> [TO DO]: Your answer should be a single number: the count of lines holding the word "Brian".

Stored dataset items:

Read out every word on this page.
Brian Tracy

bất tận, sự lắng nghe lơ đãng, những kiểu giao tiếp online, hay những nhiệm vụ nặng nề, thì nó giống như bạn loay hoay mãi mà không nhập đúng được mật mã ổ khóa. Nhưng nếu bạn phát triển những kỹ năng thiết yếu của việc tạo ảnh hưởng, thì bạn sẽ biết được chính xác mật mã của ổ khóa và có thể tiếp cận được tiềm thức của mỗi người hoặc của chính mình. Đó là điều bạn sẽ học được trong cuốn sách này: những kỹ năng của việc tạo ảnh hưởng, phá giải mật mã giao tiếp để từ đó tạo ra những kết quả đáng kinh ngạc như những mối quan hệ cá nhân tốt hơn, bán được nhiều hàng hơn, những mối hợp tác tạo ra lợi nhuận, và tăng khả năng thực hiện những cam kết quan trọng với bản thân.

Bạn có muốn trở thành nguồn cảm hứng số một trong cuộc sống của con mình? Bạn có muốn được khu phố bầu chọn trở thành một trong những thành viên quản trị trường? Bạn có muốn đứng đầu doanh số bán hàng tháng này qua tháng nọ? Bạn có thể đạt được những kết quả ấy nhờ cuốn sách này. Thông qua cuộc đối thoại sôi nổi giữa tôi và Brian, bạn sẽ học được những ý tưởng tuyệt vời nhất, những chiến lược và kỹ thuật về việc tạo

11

> [THE COMPLETED TASK]: 2